Exercise inputs ->
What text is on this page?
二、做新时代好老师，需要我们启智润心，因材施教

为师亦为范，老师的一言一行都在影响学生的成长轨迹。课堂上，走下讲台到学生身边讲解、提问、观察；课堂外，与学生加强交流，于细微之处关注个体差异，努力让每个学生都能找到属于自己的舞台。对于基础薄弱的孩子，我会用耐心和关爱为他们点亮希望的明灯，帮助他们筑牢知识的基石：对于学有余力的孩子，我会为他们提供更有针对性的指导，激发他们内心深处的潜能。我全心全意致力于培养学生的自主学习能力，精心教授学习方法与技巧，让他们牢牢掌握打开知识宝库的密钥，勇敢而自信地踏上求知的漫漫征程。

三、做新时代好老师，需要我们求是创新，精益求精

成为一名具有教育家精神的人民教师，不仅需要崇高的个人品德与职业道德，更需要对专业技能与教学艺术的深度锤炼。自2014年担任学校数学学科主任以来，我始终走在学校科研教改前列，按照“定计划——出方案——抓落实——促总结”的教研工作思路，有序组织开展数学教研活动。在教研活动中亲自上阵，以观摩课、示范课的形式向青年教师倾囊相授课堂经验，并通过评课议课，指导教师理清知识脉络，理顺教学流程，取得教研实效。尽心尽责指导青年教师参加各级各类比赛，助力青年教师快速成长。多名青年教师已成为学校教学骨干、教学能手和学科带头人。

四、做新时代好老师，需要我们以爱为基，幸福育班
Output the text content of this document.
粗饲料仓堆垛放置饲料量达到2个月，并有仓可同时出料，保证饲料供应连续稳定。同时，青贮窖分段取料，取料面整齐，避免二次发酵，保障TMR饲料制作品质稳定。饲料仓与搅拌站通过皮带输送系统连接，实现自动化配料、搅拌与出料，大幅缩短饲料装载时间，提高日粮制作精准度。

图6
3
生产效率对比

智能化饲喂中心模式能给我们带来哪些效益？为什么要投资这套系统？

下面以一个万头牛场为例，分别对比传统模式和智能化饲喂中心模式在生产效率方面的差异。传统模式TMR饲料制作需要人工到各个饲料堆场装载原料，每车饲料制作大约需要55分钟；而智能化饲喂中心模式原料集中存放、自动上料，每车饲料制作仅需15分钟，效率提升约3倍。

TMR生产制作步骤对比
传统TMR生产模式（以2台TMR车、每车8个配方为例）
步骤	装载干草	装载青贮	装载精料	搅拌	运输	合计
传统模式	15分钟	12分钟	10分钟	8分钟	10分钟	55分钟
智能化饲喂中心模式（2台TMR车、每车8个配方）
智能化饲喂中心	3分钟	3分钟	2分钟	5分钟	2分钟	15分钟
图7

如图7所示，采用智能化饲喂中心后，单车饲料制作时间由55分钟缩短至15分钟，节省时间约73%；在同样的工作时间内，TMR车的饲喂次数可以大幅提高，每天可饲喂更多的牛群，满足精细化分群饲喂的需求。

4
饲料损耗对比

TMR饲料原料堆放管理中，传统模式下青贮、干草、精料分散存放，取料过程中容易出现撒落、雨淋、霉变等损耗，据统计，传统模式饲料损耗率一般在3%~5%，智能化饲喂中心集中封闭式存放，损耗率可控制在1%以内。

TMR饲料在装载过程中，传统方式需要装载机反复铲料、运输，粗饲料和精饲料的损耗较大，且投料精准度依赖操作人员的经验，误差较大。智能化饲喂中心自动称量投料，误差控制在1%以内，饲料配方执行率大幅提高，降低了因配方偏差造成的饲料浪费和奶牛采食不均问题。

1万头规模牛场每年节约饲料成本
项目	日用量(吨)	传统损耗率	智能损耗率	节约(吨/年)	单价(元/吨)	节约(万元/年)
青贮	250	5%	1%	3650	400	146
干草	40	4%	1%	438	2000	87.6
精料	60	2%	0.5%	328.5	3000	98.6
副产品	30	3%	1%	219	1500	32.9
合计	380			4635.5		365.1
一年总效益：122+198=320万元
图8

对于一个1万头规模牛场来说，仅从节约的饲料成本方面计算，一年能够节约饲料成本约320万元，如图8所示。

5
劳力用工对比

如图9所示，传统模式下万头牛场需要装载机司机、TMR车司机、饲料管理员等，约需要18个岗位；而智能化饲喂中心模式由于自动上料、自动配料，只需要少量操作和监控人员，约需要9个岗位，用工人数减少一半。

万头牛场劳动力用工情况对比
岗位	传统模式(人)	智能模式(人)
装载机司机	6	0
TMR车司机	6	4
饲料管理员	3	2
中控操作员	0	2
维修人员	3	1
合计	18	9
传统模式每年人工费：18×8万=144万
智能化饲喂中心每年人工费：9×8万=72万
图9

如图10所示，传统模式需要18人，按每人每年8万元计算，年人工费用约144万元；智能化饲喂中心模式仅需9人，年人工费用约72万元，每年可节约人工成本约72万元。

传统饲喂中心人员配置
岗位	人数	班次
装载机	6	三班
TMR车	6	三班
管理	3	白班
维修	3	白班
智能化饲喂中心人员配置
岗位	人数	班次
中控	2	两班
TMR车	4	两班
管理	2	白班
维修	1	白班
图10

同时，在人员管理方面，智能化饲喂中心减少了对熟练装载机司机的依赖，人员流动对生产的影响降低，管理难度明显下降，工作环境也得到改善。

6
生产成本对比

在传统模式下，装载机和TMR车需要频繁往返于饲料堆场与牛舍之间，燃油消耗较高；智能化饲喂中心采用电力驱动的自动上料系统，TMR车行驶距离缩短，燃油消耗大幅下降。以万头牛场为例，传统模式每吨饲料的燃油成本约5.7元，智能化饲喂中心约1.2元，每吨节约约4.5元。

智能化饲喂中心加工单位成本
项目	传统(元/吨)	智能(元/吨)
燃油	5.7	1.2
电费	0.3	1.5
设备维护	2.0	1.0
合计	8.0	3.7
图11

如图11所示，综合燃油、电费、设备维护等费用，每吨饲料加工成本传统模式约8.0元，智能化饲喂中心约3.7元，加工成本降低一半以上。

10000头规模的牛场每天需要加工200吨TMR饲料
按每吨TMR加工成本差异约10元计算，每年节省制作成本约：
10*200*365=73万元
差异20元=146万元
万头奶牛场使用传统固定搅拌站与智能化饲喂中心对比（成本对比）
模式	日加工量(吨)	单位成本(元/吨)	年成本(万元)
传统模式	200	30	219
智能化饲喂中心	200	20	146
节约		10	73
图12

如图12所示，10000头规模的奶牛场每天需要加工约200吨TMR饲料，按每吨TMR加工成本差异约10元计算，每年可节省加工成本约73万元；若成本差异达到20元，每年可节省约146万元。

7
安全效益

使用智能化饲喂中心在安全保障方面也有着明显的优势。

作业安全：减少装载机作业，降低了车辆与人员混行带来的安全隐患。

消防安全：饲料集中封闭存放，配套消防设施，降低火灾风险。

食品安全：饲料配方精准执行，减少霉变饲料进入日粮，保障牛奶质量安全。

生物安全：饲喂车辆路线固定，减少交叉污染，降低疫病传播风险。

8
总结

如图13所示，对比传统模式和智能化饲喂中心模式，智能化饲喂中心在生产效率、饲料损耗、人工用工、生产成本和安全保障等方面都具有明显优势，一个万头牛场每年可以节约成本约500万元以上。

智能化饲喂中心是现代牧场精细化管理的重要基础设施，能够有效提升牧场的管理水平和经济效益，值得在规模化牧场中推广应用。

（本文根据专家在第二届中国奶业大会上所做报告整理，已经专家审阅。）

Set task ->
Produce a verbatim transcription of the entries above.

Task response ->
What text is on this page?
二、做新时代好老师，需要我们启智润心，因材施教

为师亦为范，老师的一言一行都在影响学生的成长轨迹。课堂上，走下讲台到学生身边讲解、提问、观察；课堂外，与学生加强交流，于细微之处关注个体差异，努力让每个学生都能找到属于自己的舞台。对于基础薄弱的孩子，我会用耐心和关爱为他们点亮希望的明灯，帮助他们筑牢知识的基石：对于学有余力的孩子，我会为他们提供更有针对性的指导，激发他们内心深处的潜能。我全心全意致力于培养学生的自主学习能力，精心教授学习方法与技巧，让他们牢牢掌握打开知识宝库的密钥，勇敢而自信地踏上求知的漫漫征程。

三、做新时代好老师，需要我们求是创新，精益求精

成为一名具有教育家精神的人民教师，不仅需要崇高的个人品德与职业道德，更需要对专业技能与教学艺术的深度锤炼。自2014年担任学校数学学科主任以来，我始终走在学校科研教改前列，按照“定计划——出方案——抓落实——促总结”的教研工作思路，有序组织开展数学教研活动。在教研活动中亲自上阵，以观摩课、示范课的形式向青年教师倾囊相授课堂经验，并通过评课议课，指导教师理清知识脉络，理顺教学流程，取得教研实效。尽心尽责指导青年教师参加各级各类比赛，助力青年教师快速成长。多名青年教师已成为学校教学骨干、教学能手和学科带头人。

四、做新时代好老师，需要我们以爱为基，幸福育班
Output the text content of this document.
粗饲料仓堆垛放置饲料量达到2个月，并有仓可同时出料，保证饲料供应连续稳定。同时，青贮窖分段取料，取料面整齐，避免二次发酵，保障TMR饲料制作品质稳定。饲料仓与搅拌站通过皮带输送系统连接，实现自动化配料、搅拌与出料，大幅缩短饲料装载时间，提高日粮制作精准度。

图6
3
生产效率对比

智能化饲喂中心模式能给我们带来哪些效益？为什么要投资这套系统？

下面以一个万头牛场为例，分别对比传统模式和智能化饲喂中心模式在生产效率方面的差异。传统模式TMR饲料制作需要人工到各个饲料堆场装载原料，每车饲料制作大约需要55分钟；而智能化饲喂中心模式原料集中存放、自动上料，每车饲料制作仅需15分钟，效率提升约3倍。

TMR生产制作步骤对比
传统TMR生产模式（以2台TMR车、每车8个配方为例）
步骤	装载干草	装载青贮	装载精料	搅拌	运输	合计
传统模式	15分钟	12分钟	10分钟	8分钟	10分钟	55分钟
智能化饲喂中心模式（2台TMR车、每车8个配方）
智能化饲喂中心	3分钟	3分钟	2分钟	5分钟	2分钟	15分钟
图7

如图7所示，采用智能化饲喂中心后，单车饲料制作时间由55分钟缩短至15分钟，节省时间约73%；在同样的工作时间内，TMR车的饲喂次数可以大幅提高，每天可饲喂更多的牛群，满足精细化分群饲喂的需求。

4
饲料损耗对比

TMR饲料原料堆放管理中，传统模式下青贮、干草、精料分散存放，取料过程中容易出现撒落、雨淋、霉变等损耗，据统计，传统模式饲料损耗率一般在3%~5%，智能化饲喂中心集中封闭式存放，损耗率可控制在1%以内。

TMR饲料在装载过程中，传统方式需要装载机反复铲料、运输，粗饲料和精饲料的损耗较大，且投料精准度依赖操作人员的经验，误差较大。智能化饲喂中心自动称量投料，误差控制在1%以内，饲料配方执行率大幅提高，降低了因配方偏差造成的饲料浪费和奶牛采食不均问题。

1万头规模牛场每年节约饲料成本
项目	日用量(吨)	传统损耗率	智能损耗率	节约(吨/年)	单价(元/吨)	节约(万元/年)
青贮	250	5%	1%	3650	400	146
干草	40	4%	1%	438	2000	87.6
精料	60	2%	0.5%	328.5	3000	98.6
副产品	30	3%	1%	219	1500	32.9
合计	380			4635.5		365.1
一年总效益：122+198=320万元
图8

对于一个1万头规模牛场来说，仅从节约的饲料成本方面计算，一年能够节约饲料成本约320万元，如图8所示。

5
劳力用工对比

如图9所示，传统模式下万头牛场需要装载机司机、TMR车司机、饲料管理员等，约需要18个岗位；而智能化饲喂中心模式由于自动上料、自动配料，只需要少量操作和监控人员，约需要9个岗位，用工人数减少一半。

万头牛场劳动力用工情况对比
岗位	传统模式(人)	智能模式(人)
装载机司机	6	0
TMR车司机	6	4
饲料管理员	3	2
中控操作员	0	2
维修人员	3	1
合计	18	9
传统模式每年人工费：18×8万=144万
智能化饲喂中心每年人工费：9×8万=72万
图9

如图10所示，传统模式需要18人，按每人每年8万元计算，年人工费用约144万元；智能化饲喂中心模式仅需9人，年人工费用约72万元，每年可节约人工成本约72万元。

传统饲喂中心人员配置
岗位	人数	班次
装载机	6	三班
TMR车	6	三班
管理	3	白班
维修	3	白班
智能化饲喂中心人员配置
岗位	人数	班次
中控	2	两班
TMR车	4	两班
管理	2	白班
维修	1	白班
图10

同时，在人员管理方面，智能化饲喂中心减少了对熟练装载机司机的依赖，人员流动对生产的影响降低，管理难度明显下降，工作环境也得到改善。

6
生产成本对比

在传统模式下，装载机和TMR车需要频繁往返于饲料堆场与牛舍之间，燃油消耗较高；智能化饲喂中心采用电力驱动的自动上料系统，TMR车行驶距离缩短，燃油消耗大幅下降。以万头牛场为例，传统模式每吨饲料的燃油成本约5.7元，智能化饲喂中心约1.2元，每吨节约约4.5元。

智能化饲喂中心加工单位成本
项目	传统(元/吨)	智能(元/吨)
燃油	5.7	1.2
电费	0.3	1.5
设备维护	2.0	1.0
合计	8.0	3.7
图11

如图11所示，综合燃油、电费、设备维护等费用，每吨饲料加工成本传统模式约8.0元，智能化饲喂中心约3.7元，加工成本降低一半以上。

10000头规模的牛场每天需要加工200吨TMR饲料
按每吨TMR加工成本差异约10元计算，每年节省制作成本约：
10*200*365=73万元
差异20元=146万元
万头奶牛场使用传统固定搅拌站与智能化饲喂中心对比（成本对比）
模式	日加工量(吨)	单位成本(元/吨)	年成本(万元)
传统模式	200	30	219
智能化饲喂中心	200	20	146
节约		10	73
图12

如图12所示，10000头规模的奶牛场每天需要加工约200吨TMR饲料，按每吨TMR加工成本差异约10元计算，每年可节省加工成本约73万元；若成本差异达到20元，每年可节省约146万元。

7
安全效益

使用智能化饲喂中心在安全保障方面也有着明显的优势。

作业安全：减少装载机作业，降低了车辆与人员混行带来的安全隐患。

消防安全：饲料集中封闭存放，配套消防设施，降低火灾风险。

食品安全：饲料配方精准执行，减少霉变饲料进入日粮，保障牛奶质量安全。

生物安全：饲喂车辆路线固定，减少交叉污染，降低疫病传播风险。

8
总结

如图13所示，对比传统模式和智能化饲喂中心模式，智能化饲喂中心在生产效率、饲料损耗、人工用工、生产成本和安全保障等方面都具有明显优势，一个万头牛场每年可以节约成本约500万元以上。

智能化饲喂中心是现代牧场精细化管理的重要基础设施，能够有效提升牧场的管理水平和经济效益，值得在规模化牧场中推广应用。

（本文根据专家在第二届中国奶业大会上所做报告整理，已经专家审阅。）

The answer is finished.